[TEXT UNDER STUDY Boundary: Start]

Exploring Entropy

FastAI dev environment in Windows using WSL

WSL Install

In this, I am setting up the dev environment in Windows using their native WSL (Windows Subsystem for Linux) support. In a powershell with administrative privileges, type the command wsl --install This should install the default option Ubuntu linux subsystem. There are other flavors of the linux if required. Those can be installed while running the installation command. Just select the flavor.

FastSetup

For the FastAI development environment, there is a setup guide that is provided my the developers. From the github fastsetup repository From the readme file, just follow the instructions provided for WSL. Note: The instructions talk about mamba installation, and the video courses have MiniForge for conda and mamba installation. Since then, they have changed that to miniconda and the mamba installation step is not required. All required packages can be installed using conda. I also skipped the email setup steps too, wasn't sure what was that for. The Nvidia driver setup steps for WSL from the fastsetup repository worked too. I simply copied and pasted the commands to the terminal and let it do its thing.

Another point is that, I didn't use special environments here. I wanted to dedicatedly use this WSL for ML development purposes. So, didn't think I would need virtual environment to install packages locally. Plus, I wasn't sure what all packages I should install locally or globally. To minimize the friction, I just went ahead with the main WSL environment to install everything. An advice was given by Jeremy Howard regarding the python environment used for this development. He advised to not use the native python env that comes pre installed in linux or mac systems. They are generally used for linux related stuff and are better off left unchanged. So, the fastsetup scripts will also installed a python version with the miniconda. That python version is what we will be using.

Next step is to start installing fastai related packages.

conda install -c fastchan fastai

This should install everything you need like pytorch, numpy, fastai, etc. There is another package that is optionally helpful to get jupyter notebooks running is

conda install -c fastchan nbdev

Now you can get jupyter notebooks by running the commands in the wsl terminal

jupyter-notebook --no-browser

A general advice was to try not to use pip for installation since you would end up installing so many dependencies later. It can usually install the package but at the cost of some gpu related dependencies. So, using conda should help you avoid these.

[TEXT UNDER STUDY Boundary: End]
[INFORMATION Boundary: Start]

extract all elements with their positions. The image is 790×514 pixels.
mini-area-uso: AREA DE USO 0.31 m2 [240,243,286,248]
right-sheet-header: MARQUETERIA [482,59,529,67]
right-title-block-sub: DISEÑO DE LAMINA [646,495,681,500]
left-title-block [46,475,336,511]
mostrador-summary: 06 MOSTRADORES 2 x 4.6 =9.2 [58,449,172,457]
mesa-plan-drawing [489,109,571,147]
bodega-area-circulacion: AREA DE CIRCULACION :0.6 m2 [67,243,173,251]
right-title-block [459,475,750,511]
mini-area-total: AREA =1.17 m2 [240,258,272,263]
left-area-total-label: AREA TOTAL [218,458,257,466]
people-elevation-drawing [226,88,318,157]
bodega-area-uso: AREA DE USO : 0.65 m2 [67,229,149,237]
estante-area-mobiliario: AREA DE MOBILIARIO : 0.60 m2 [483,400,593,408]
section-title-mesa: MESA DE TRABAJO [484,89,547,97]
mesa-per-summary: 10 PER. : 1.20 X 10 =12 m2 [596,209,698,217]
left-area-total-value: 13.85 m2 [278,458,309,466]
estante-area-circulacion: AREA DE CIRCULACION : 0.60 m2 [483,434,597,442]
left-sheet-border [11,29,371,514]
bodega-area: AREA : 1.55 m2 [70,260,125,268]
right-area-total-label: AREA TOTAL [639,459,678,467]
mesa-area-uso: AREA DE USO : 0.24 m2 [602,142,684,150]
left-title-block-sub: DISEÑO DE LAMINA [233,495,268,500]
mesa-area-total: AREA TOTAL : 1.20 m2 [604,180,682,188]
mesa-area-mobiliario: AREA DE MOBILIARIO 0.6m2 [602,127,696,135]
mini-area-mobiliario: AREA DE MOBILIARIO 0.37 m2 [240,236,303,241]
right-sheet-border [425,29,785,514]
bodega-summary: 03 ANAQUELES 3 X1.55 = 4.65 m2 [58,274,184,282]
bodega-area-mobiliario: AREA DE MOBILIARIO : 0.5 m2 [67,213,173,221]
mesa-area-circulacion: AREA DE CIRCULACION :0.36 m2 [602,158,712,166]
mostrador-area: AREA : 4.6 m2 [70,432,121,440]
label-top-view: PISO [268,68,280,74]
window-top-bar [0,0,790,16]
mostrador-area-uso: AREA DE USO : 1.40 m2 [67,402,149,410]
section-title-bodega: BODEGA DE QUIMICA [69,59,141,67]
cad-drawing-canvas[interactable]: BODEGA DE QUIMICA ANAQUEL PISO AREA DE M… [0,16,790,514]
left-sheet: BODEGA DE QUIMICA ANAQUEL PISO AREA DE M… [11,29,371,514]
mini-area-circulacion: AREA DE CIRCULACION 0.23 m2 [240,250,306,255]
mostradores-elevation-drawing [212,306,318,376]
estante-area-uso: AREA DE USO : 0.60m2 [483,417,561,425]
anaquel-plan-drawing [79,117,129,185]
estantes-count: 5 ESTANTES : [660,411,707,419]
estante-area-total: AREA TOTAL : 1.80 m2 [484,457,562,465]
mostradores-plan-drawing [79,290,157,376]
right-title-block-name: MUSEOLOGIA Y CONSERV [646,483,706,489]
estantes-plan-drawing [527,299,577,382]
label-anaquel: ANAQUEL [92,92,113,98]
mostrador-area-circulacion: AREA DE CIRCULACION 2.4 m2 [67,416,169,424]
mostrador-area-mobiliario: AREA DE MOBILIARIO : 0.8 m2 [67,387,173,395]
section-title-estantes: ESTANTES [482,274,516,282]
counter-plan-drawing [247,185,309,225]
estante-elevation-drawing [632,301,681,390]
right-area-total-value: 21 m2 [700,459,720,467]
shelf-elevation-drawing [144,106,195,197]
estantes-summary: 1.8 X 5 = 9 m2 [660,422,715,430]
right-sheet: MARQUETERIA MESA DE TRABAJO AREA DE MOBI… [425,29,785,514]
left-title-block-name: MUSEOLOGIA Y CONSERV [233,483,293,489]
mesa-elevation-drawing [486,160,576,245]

[INFORMATION Boundary: End]

Translate into Spanish this sentence from the FastAI setup text: "The Nvidia driver setup steps for WSL from the fastsetup repository worked too."

### [ANSWER BOX]
Los pasos de configuración del controlador de Nvidia para WSL del repositorio fastsetup también funcionaron.